Stored dataset items:
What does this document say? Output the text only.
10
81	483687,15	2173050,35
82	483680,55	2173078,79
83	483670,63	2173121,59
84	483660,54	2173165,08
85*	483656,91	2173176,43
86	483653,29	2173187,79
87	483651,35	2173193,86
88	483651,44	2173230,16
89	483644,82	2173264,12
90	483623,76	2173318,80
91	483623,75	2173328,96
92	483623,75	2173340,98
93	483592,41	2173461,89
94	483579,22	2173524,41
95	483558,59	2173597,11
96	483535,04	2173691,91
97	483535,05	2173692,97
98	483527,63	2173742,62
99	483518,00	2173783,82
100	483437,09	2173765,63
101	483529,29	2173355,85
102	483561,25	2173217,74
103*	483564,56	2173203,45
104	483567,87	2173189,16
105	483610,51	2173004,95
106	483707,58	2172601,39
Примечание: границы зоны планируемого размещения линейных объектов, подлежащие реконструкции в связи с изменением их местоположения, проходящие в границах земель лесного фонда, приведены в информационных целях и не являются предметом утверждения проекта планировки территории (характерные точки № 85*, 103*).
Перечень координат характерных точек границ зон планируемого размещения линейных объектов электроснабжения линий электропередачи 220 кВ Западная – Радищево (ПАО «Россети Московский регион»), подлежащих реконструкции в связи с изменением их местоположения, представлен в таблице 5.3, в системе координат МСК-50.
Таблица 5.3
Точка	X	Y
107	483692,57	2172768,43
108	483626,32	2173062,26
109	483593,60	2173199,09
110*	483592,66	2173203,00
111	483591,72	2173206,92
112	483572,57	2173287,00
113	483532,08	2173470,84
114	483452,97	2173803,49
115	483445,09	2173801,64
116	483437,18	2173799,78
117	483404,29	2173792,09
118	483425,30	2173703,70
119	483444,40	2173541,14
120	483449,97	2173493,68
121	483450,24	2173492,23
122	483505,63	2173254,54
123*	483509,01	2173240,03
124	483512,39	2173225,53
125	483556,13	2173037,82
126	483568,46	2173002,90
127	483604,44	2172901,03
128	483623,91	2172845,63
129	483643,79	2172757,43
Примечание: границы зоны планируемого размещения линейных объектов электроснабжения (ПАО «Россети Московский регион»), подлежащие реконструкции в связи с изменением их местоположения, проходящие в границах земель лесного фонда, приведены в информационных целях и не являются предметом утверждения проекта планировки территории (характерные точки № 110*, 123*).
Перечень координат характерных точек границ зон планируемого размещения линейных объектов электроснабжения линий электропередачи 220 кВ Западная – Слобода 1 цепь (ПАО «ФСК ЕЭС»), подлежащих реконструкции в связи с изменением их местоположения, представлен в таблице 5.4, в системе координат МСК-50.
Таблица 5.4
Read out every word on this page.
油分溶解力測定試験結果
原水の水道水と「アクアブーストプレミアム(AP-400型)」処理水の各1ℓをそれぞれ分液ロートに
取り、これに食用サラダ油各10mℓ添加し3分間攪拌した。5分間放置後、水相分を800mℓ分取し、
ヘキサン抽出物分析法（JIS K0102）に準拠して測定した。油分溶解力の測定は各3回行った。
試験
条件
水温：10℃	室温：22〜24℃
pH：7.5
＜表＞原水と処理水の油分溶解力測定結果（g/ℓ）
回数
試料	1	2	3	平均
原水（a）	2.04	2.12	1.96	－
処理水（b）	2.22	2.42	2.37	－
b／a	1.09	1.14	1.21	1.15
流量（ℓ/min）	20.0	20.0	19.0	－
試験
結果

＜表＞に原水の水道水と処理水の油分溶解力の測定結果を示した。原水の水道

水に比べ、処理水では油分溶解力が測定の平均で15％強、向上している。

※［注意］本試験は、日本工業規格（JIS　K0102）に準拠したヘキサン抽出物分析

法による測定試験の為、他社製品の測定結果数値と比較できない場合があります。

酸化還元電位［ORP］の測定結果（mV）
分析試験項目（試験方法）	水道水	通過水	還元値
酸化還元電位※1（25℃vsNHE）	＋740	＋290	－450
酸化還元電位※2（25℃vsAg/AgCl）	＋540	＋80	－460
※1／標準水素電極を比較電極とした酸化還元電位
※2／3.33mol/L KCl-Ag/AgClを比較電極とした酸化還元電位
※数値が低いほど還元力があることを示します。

● **EXERCISE TASK**
Copy the data above exactly. Every line must be included.

● **EXERCISE RESPONSE**
What does this document say? Output the text only.
10
81	483687,15	2173050,35
82	483680,55	2173078,79
83	483670,63	2173121,59
84	483660,54	2173165,08
85*	483656,91	2173176,43
86	483653,29	2173187,79
87	483651,35	2173193,86
88	483651,44	2173230,16
89	483644,82	2173264,12
90	483623,76	2173318,80
91	483623,75	2173328,96
92	483623,75	2173340,98
93	483592,41	2173461,89
94	483579,22	2173524,41
95	483558,59	2173597,11
96	483535,04	2173691,91
97	483535,05	2173692,97
98	483527,63	2173742,62
99	483518,00	2173783,82
100	483437,09	2173765,63
101	483529,29	2173355,85
102	483561,25	2173217,74
103*	483564,56	2173203,45
104	483567,87	2173189,16
105	483610,51	2173004,95
106	483707,58	2172601,39
Примечание: границы зоны планируемого размещения линейных объектов, подлежащие реконструкции в связи с изменением их местоположения, проходящие в границах земель лесного фонда, приведены в информационных целях и не являются предметом утверждения проекта планировки территории (характерные точки № 85*, 103*).
Перечень координат характерных точек границ зон планируемого размещения линейных объектов электроснабжения линий электропередачи 220 кВ Западная – Радищево (ПАО «Россети Московский регион»), подлежащих реконструкции в связи с изменением их местоположения, представлен в таблице 5.3, в системе координат МСК-50.
Таблица 5.3
Точка	X	Y
107	483692,57	2172768,43
108	483626,32	2173062,26
109	483593,60	2173199,09
110*	483592,66	2173203,00
111	483591,72	2173206,92
112	483572,57	2173287,00
113	483532,08	2173470,84
114	483452,97	2173803,49
115	483445,09	2173801,64
116	483437,18	2173799,78
117	483404,29	2173792,09
118	483425,30	2173703,70
119	483444,40	2173541,14
120	483449,97	2173493,68
121	483450,24	2173492,23
122	483505,63	2173254,54
123*	483509,01	2173240,03
124	483512,39	2173225,53
125	483556,13	2173037,82
126	483568,46	2173002,90
127	483604,44	2172901,03
128	483623,91	2172845,63
129	483643,79	2172757,43
Примечание: границы зоны планируемого размещения линейных объектов электроснабжения (ПАО «Россети Московский регион»), подлежащие реконструкции в связи с изменением их местоположения, проходящие в границах земель лесного фонда, приведены в информационных целях и не являются предметом утверждения проекта планировки территории (характерные точки № 110*, 123*).
Перечень координат характерных точек границ зон планируемого размещения линейных объектов электроснабжения линий электропередачи 220 кВ Западная – Слобода 1 цепь (ПАО «ФСК ЕЭС»), подлежащих реконструкции в связи с изменением их местоположения, представлен в таблице 5.4, в системе координат МСК-50.
Таблица 5.4
Read out every word on this page.
油分溶解力測定試験結果
原水の水道水と「アクアブーストプレミアム(AP-400型)」処理水の各1ℓをそれぞれ分液ロートに
取り、これに食用サラダ油各10mℓ添加し3分間攪拌した。5分間放置後、水相分を800mℓ分取し、
ヘキサン抽出物分析法（JIS K0102）に準拠して測定した。油分溶解力の測定は各3回行った。
試験
条件
水温：10℃	室温：22〜24℃
pH：7.5
＜表＞原水と処理水の油分溶解力測定結果（g/ℓ）
回数
試料	1	2	3	平均
原水（a）	2.04	2.12	1.96	－
処理水（b）	2.22	2.42	2.37	－
b／a	1.09	1.14	1.21	1.15
流量（ℓ/min）	20.0	20.0	19.0	－
試験
結果

＜表＞に原水の水道水と処理水の油分溶解力の測定結果を示した。原水の水道

水に比べ、処理水では油分溶解力が測定の平均で15％強、向上している。

※［注意］本試験は、日本工業規格（JIS　K0102）に準拠したヘキサン抽出物分析

法による測定試験の為、他社製品の測定結果数値と比較できない場合があります。

酸化還元電位［ORP］の測定結果（mV）
分析試験項目（試験方法）	水道水	通過水	還元値
酸化還元電位※1（25℃vsNHE）	＋740	＋290	－450
酸化還元電位※2（25℃vsAg/AgCl）	＋540	＋80	－460
※1／標準水素電極を比較電極とした酸化還元電位
※2／3.33mol/L KCl-Ag/AgClを比較電極とした酸化還元電位
※数値が低いほど還元力があることを示します。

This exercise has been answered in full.